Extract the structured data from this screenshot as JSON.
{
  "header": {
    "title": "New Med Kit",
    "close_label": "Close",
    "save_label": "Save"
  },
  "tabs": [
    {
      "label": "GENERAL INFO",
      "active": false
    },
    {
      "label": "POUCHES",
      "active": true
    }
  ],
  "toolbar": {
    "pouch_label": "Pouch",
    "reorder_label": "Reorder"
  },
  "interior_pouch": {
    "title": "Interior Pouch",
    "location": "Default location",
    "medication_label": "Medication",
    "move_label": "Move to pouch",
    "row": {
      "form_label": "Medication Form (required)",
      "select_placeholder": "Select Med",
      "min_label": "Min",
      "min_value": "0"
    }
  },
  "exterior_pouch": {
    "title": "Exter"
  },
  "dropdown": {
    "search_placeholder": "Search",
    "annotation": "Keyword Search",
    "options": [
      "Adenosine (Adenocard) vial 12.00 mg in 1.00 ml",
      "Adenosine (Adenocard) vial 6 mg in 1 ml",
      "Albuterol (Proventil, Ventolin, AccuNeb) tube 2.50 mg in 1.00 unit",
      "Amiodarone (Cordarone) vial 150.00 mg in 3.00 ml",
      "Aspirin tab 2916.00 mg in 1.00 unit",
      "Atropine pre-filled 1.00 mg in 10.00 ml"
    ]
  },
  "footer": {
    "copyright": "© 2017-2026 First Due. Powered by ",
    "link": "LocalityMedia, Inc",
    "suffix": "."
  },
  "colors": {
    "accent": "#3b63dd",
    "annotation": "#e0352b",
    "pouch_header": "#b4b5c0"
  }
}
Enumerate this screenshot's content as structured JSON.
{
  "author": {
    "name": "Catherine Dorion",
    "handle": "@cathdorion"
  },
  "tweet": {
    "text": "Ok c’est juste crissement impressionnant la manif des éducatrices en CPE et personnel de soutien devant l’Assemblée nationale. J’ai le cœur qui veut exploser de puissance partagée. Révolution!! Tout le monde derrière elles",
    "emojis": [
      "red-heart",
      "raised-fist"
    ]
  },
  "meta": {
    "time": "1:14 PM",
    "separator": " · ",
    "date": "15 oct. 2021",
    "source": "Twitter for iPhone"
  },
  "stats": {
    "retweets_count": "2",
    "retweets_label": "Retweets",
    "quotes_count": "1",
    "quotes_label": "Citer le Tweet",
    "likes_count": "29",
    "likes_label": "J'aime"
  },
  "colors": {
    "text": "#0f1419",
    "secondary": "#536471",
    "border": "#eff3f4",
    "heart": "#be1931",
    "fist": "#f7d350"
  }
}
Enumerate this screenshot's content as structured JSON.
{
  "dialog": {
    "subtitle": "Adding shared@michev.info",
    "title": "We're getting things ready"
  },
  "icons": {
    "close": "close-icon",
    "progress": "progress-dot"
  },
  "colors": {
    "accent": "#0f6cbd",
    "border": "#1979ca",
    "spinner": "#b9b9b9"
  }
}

(Aim of the exercise) Every line of the data above should be reproduced word for word.

(Written answer)
Extract the structured data from this screenshot as JSON.
{
  "header": {
    "title": "New Med Kit",
    "close_label": "Close",
    "save_label": "Save"
  },
  "tabs": [
    {
      "label": "GENERAL INFO",
      "active": false
    },
    {
      "label": "POUCHES",
      "active": true
    }
  ],
  "toolbar": {
    "pouch_label": "Pouch",
    "reorder_label": "Reorder"
  },
  "interior_pouch": {
    "title": "Interior Pouch",
    "location": "Default location",
    "medication_label": "Medication",
    "move_label": "Move to pouch",
    "row": {
      "form_label": "Medication Form (required)",
      "select_placeholder": "Select Med",
      "min_label": "Min",
      "min_value": "0"
    }
  },
  "exterior_pouch": {
    "title": "Exter"
  },
  "dropdown": {
    "search_placeholder": "Search",
    "annotation": "Keyword Search",
    "options": [
      "Adenosine (Adenocard) vial 12.00 mg in 1.00 ml",
      "Adenosine (Adenocard) vial 6 mg in 1 ml",
      "Albuterol (Proventil, Ventolin, AccuNeb) tube 2.50 mg in 1.00 unit",
      "Amiodarone (Cordarone) vial 150.00 mg in 3.00 ml",
      "Aspirin tab 2916.00 mg in 1.00 unit",
      "Atropine pre-filled 1.00 mg in 10.00 ml"
    ]
  },
  "footer": {
    "copyright": "© 2017-2026 First Due. Powered by ",
    "link": "LocalityMedia, Inc",
    "suffix": "."
  },
  "colors": {
    "accent": "#3b63dd",
    "annotation": "#e0352b",
    "pouch_header": "#b4b5c0"
  }
}
Enumerate this screenshot's content as structured JSON.
{
  "author": {
    "name": "Catherine Dorion",
    "handle": "@cathdorion"
  },
  "tweet": {
    "text": "Ok c’est juste crissement impressionnant la manif des éducatrices en CPE et personnel de soutien devant l’Assemblée nationale. J’ai le cœur qui veut exploser de puissance partagée. Révolution!! Tout le monde derrière elles",
    "emojis": [
      "red-heart",
      "raised-fist"
    ]
  },
  "meta": {
    "time": "1:14 PM",
    "separator": " · ",
    "date": "15 oct. 2021",
    "source": "Twitter for iPhone"
  },
  "stats": {
    "retweets_count": "2",
    "retweets_label": "Retweets",
    "quotes_count": "1",
    "quotes_label": "Citer le Tweet",
    "likes_count": "29",
    "likes_label": "J'aime"
  },
  "colors": {
    "text": "#0f1419",
    "secondary": "#536471",
    "border": "#eff3f4",
    "heart": "#be1931",
    "fist": "#f7d350"
  }
}
Enumerate this screenshot's content as structured JSON.
{
  "dialog": {
    "subtitle": "Adding shared@michev.info",
    "title": "We're getting things ready"
  },
  "icons": {
    "close": "close-icon",
    "progress": "progress-dot"
  },
  "colors": {
    "accent": "#0f6cbd",
    "border": "#1979ca",
    "spinner": "#b9b9b9"
  }
}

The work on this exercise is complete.